Start

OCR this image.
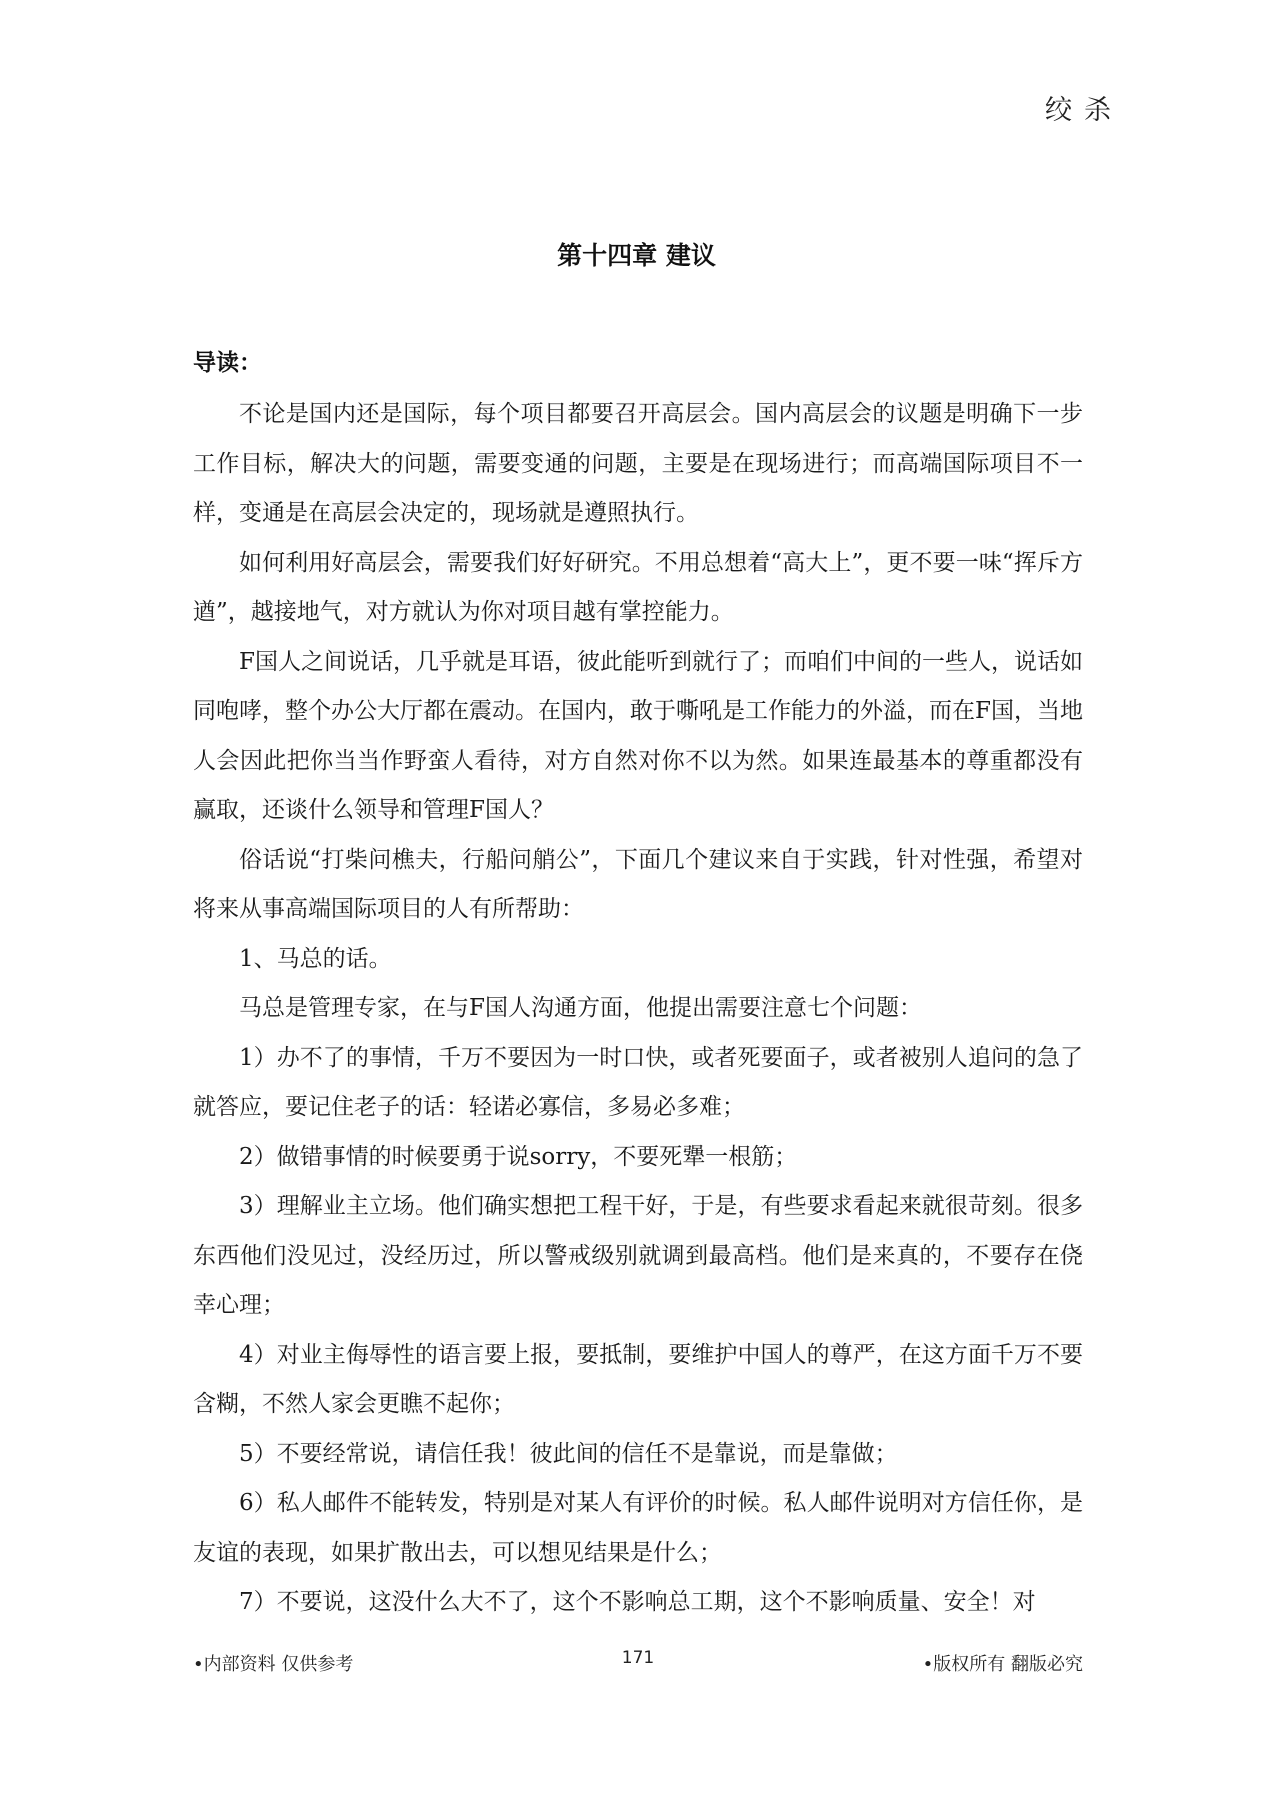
绞杀
第十四章 建议
导读：

不论是国内还是国际，每个项目都要召开高层会。国内高层会的议题是明确下一步工作目标，解决大的问题，需要变通的问题，主要是在现场进行；而高端国际项目不一样，变通是在高层会决定的，现场就是遵照执行。

如何利用好高层会，需要我们好好研究。不用总想着“高大上”，更不要一味“挥斥方遒”，越接地气，对方就认为你对项目越有掌控能力。

F国人之间说话，几乎就是耳语，彼此能听到就行了；而咱们中间的一些人，说话如同咆哮，整个办公大厅都在震动。在国内，敢于嘶吼是工作能力的外溢，而在F国，当地人会因此把你当当作野蛮人看待，对方自然对你不以为然。如果连最基本的尊重都没有赢取，还谈什么领导和管理F国人？

俗话说“打柴问樵夫，行船问艄公”，下面几个建议来自于实践，针对性强，希望对将来从事高端国际项目的人有所帮助：

1、马总的话。

马总是管理专家，在与F国人沟通方面，他提出需要注意七个问题：

1）办不了的事情，千万不要因为一时口快，或者死要面子，或者被别人追问的急了就答应，要记住老子的话：轻诺必寡信，多易必多难；

2）做错事情的时候要勇于说sorry，不要死犟一根筋；

3）理解业主立场。他们确实想把工程干好，于是，有些要求看起来就很苛刻。很多东西他们没见过，没经历过，所以警戒级别就调到最高档。他们是来真的，不要存在侥幸心理；

4）对业主侮辱性的语言要上报，要抵制，要维护中国人的尊严，在这方面千万不要含糊，不然人家会更瞧不起你；

5）不要经常说，请信任我！彼此间的信任不是靠说，而是靠做；

6）私人邮件不能转发，特别是对某人有评价的时候。私人邮件说明对方信任你，是友谊的表现，如果扩散出去，可以想见结果是什么；

7）不要说，这没什么大不了，这个不影响总工期，这个不影响质量、安全！对

•内部资料 仅供参考	171	•版权所有 翻版必究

End

● What you should do:
All of the material above should be reproduced exactly, except the pictures.

● Completed task:
OCR this image.
绞杀
第十四章 建议
导读：

不论是国内还是国际，每个项目都要召开高层会。国内高层会的议题是明确下一步工作目标，解决大的问题，需要变通的问题，主要是在现场进行；而高端国际项目不一样，变通是在高层会决定的，现场就是遵照执行。

如何利用好高层会，需要我们好好研究。不用总想着“高大上”，更不要一味“挥斥方遒”，越接地气，对方就认为你对项目越有掌控能力。

F国人之间说话，几乎就是耳语，彼此能听到就行了；而咱们中间的一些人，说话如同咆哮，整个办公大厅都在震动。在国内，敢于嘶吼是工作能力的外溢，而在F国，当地人会因此把你当当作野蛮人看待，对方自然对你不以为然。如果连最基本的尊重都没有赢取，还谈什么领导和管理F国人？

俗话说“打柴问樵夫，行船问艄公”，下面几个建议来自于实践，针对性强，希望对将来从事高端国际项目的人有所帮助：

1、马总的话。

马总是管理专家，在与F国人沟通方面，他提出需要注意七个问题：

1）办不了的事情，千万不要因为一时口快，或者死要面子，或者被别人追问的急了就答应，要记住老子的话：轻诺必寡信，多易必多难；

2）做错事情的时候要勇于说sorry，不要死犟一根筋；

3）理解业主立场。他们确实想把工程干好，于是，有些要求看起来就很苛刻。很多东西他们没见过，没经历过，所以警戒级别就调到最高档。他们是来真的，不要存在侥幸心理；

4）对业主侮辱性的语言要上报，要抵制，要维护中国人的尊严，在这方面千万不要含糊，不然人家会更瞧不起你；

5）不要经常说，请信任我！彼此间的信任不是靠说，而是靠做；

6）私人邮件不能转发，特别是对某人有评价的时候。私人邮件说明对方信任你，是友谊的表现，如果扩散出去，可以想见结果是什么；

7）不要说，这没什么大不了，这个不影响总工期，这个不影响质量、安全！对

•内部资料 仅供参考	171	•版权所有 翻版必究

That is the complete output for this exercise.